Figure contents as structured data
------------
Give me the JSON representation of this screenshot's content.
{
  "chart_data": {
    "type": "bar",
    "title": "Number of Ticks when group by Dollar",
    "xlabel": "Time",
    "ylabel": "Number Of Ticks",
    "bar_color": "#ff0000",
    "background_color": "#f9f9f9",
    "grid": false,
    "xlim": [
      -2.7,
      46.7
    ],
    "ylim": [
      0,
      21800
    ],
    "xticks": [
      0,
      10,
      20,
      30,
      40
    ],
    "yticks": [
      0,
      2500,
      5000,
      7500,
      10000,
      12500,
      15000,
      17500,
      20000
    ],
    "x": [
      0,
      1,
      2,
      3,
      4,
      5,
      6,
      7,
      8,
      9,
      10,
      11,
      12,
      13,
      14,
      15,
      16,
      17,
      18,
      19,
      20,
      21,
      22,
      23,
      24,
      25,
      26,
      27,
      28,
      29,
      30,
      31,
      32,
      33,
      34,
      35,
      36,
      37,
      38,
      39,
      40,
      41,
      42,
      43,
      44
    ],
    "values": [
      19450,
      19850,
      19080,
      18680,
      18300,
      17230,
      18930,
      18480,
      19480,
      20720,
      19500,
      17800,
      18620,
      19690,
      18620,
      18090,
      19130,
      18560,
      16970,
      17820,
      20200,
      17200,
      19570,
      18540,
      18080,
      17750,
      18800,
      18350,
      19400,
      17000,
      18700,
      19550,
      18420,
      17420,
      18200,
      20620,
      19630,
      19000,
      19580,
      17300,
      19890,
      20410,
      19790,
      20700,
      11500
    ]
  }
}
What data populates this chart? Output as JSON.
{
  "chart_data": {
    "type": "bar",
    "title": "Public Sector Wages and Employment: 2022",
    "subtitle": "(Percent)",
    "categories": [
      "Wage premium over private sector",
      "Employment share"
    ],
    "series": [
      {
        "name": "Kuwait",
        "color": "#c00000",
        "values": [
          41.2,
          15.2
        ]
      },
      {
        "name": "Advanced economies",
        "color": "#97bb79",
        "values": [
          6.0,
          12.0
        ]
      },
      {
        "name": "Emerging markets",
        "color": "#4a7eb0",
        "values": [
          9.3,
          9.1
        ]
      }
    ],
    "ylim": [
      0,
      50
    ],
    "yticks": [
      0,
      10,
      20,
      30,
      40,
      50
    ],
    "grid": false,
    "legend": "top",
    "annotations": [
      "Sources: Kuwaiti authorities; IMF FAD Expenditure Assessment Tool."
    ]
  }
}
------------
> Directions for this task
Write out the entries above once more, without altering anything.

> Worked answer
Give me the JSON representation of this screenshot's content.
{
  "chart_data": {
    "type": "bar",
    "title": "Number of Ticks when group by Dollar",
    "xlabel": "Time",
    "ylabel": "Number Of Ticks",
    "bar_color": "#ff0000",
    "background_color": "#f9f9f9",
    "grid": false,
    "xlim": [
      -2.7,
      46.7
    ],
    "ylim": [
      0,
      21800
    ],
    "xticks": [
      0,
      10,
      20,
      30,
      40
    ],
    "yticks": [
      0,
      2500,
      5000,
      7500,
      10000,
      12500,
      15000,
      17500,
      20000
    ],
    "x": [
      0,
      1,
      2,
      3,
      4,
      5,
      6,
      7,
      8,
      9,
      10,
      11,
      12,
      13,
      14,
      15,
      16,
      17,
      18,
      19,
      20,
      21,
      22,
      23,
      24,
      25,
      26,
      27,
      28,
      29,
      30,
      31,
      32,
      33,
      34,
      35,
      36,
      37,
      38,
      39,
      40,
      41,
      42,
      43,
      44
    ],
    "values": [
      19450,
      19850,
      19080,
      18680,
      18300,
      17230,
      18930,
      18480,
      19480,
      20720,
      19500,
      17800,
      18620,
      19690,
      18620,
      18090,
      19130,
      18560,
      16970,
      17820,
      20200,
      17200,
      19570,
      18540,
      18080,
      17750,
      18800,
      18350,
      19400,
      17000,
      18700,
      19550,
      18420,
      17420,
      18200,
      20620,
      19630,
      19000,
      19580,
      17300,
      19890,
      20410,
      19790,
      20700,
      11500
    ]
  }
}
What data populates this chart? Output as JSON.
{
  "chart_data": {
    "type": "bar",
    "title": "Public Sector Wages and Employment: 2022",
    "subtitle": "(Percent)",
    "categories": [
      "Wage premium over private sector",
      "Employment share"
    ],
    "series": [
      {
        "name": "Kuwait",
        "color": "#c00000",
        "values": [
          41.2,
          15.2
        ]
      },
      {
        "name": "Advanced economies",
        "color": "#97bb79",
        "values": [
          6.0,
          12.0
        ]
      },
      {
        "name": "Emerging markets",
        "color": "#4a7eb0",
        "values": [
          9.3,
          9.1
        ]
      }
    ],
    "ylim": [
      0,
      50
    ],
    "yticks": [
      0,
      10,
      20,
      30,
      40,
      50
    ],
    "grid": false,
    "legend": "top",
    "annotations": [
      "Sources: Kuwaiti authorities; IMF FAD Expenditure Assessment Tool."
    ]
  }
}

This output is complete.